- Problem details -
Read through the data and report every line in which the word "name" occurs.

- Supplied records -
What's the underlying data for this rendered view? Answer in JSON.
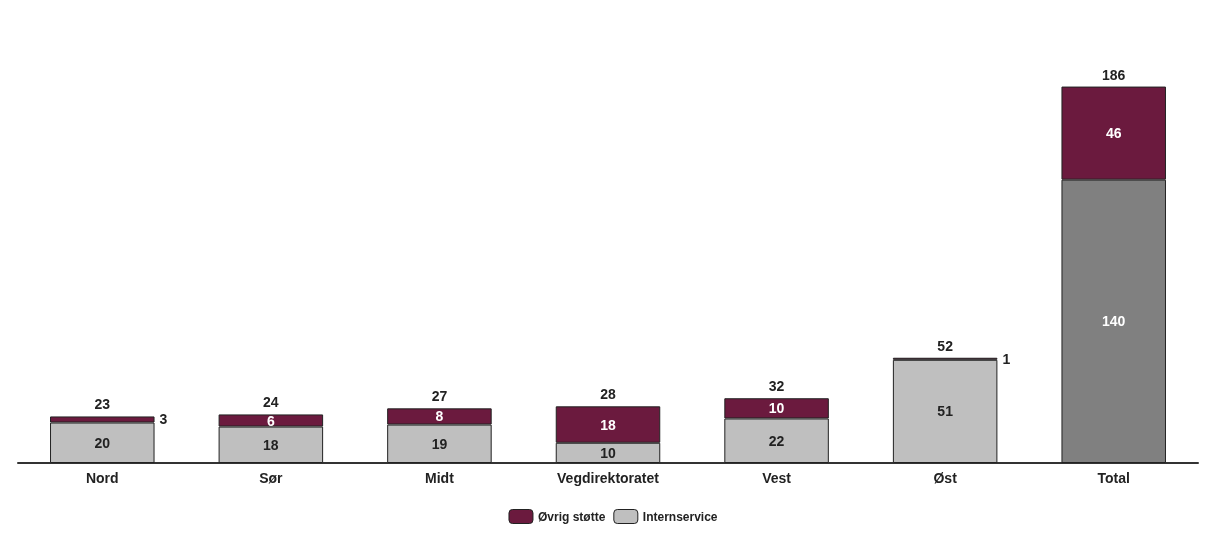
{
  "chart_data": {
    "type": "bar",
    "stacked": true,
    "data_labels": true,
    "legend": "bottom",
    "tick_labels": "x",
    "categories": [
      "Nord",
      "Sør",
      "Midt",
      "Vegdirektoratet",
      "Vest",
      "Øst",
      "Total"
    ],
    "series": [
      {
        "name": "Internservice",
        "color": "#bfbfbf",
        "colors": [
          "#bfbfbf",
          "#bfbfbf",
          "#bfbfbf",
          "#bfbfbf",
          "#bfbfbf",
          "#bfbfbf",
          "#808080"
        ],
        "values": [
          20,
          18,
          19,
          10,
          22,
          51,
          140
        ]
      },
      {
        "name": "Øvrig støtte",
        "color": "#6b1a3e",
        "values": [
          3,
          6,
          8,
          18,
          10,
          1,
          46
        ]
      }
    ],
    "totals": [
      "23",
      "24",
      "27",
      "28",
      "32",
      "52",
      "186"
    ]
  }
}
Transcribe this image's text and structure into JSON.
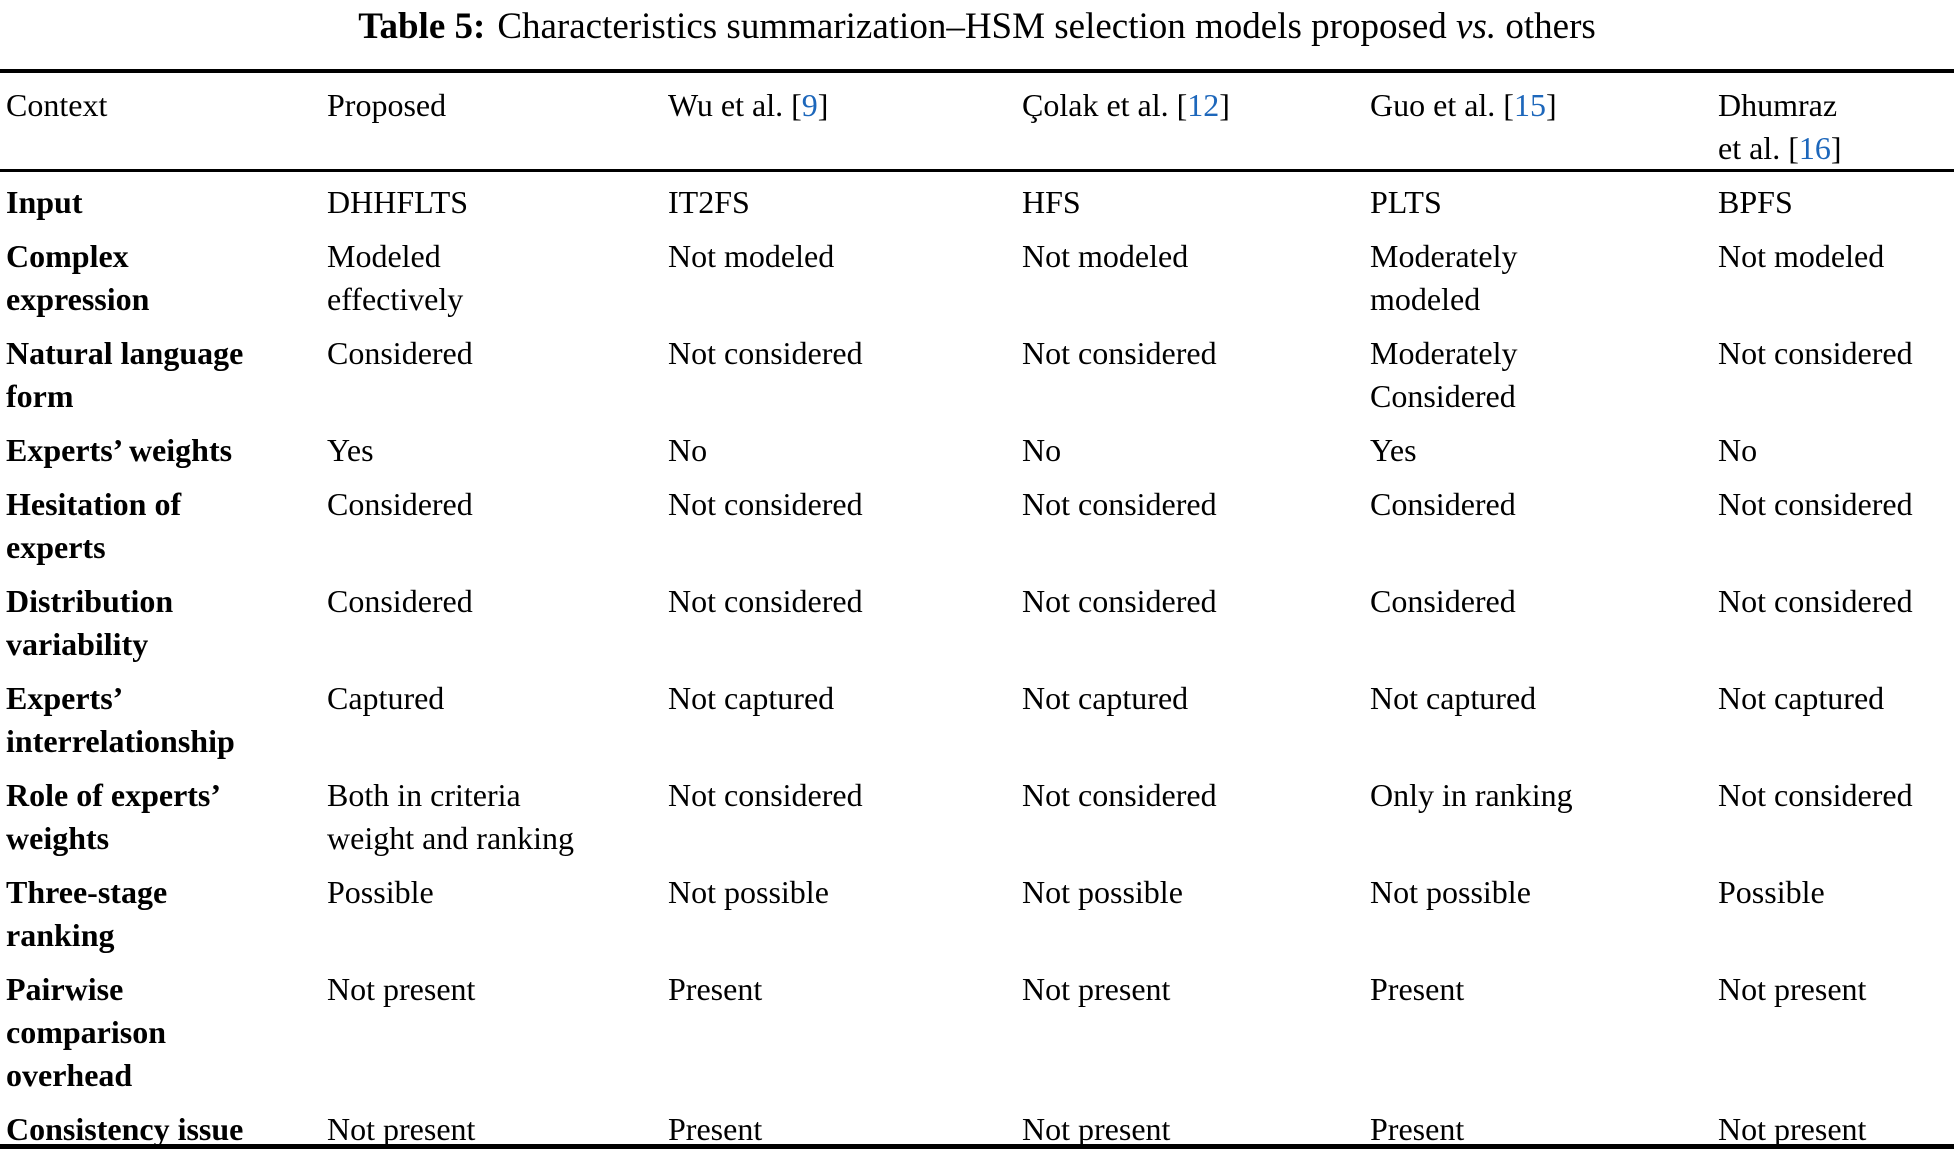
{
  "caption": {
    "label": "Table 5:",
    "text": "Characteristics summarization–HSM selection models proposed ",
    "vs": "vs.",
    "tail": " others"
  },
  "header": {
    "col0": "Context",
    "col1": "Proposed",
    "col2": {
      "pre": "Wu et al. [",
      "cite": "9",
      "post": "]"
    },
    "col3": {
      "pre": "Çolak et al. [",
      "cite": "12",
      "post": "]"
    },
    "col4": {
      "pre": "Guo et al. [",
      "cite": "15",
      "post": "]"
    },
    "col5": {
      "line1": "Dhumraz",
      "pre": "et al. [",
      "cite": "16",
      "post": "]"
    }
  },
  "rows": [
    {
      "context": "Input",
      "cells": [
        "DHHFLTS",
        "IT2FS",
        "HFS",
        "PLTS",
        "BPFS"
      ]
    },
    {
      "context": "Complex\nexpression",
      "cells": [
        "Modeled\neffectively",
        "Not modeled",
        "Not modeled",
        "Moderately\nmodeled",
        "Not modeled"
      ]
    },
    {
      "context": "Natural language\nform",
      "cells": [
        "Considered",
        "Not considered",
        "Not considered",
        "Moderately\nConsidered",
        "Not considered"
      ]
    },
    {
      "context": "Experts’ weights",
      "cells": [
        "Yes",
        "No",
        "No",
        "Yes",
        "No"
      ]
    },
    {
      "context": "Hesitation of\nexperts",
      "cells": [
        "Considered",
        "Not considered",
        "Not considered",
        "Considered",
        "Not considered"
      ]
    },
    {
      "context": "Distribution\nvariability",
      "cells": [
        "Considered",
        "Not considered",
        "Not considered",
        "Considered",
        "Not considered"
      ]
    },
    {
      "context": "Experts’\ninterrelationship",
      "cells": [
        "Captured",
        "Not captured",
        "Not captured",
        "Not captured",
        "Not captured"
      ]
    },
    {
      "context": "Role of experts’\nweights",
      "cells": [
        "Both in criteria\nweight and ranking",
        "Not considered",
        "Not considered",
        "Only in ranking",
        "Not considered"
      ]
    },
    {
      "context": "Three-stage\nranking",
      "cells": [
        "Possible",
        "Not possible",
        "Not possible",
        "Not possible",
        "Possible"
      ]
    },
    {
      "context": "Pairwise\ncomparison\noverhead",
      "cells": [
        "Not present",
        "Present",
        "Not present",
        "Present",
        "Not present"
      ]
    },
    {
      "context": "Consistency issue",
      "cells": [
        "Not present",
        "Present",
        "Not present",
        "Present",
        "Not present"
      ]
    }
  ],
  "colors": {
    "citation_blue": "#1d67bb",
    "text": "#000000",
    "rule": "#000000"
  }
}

- Output below -
        "name": "Internservice",
        "name": "Øvrig støtte",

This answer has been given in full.